╭─ RECORD SET
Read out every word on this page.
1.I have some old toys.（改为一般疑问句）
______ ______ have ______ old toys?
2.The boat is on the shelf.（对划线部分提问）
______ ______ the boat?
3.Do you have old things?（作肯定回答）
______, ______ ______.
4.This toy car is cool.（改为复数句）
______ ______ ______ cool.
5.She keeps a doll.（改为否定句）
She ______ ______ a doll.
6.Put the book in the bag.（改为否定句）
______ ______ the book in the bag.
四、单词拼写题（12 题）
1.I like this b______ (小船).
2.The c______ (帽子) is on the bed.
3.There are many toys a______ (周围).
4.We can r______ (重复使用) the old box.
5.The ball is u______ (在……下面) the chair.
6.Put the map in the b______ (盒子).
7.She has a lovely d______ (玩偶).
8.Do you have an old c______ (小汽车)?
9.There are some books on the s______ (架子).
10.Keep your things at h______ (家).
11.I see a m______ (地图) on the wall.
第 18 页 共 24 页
╰─
| OBJECTIVE |
Sift through the entries and copy every line with "some".

| OUTPUT OF THE EXERCISE |
1.I have some old toys.（改为一般疑问句）
9.There are some books on the s______ (架子).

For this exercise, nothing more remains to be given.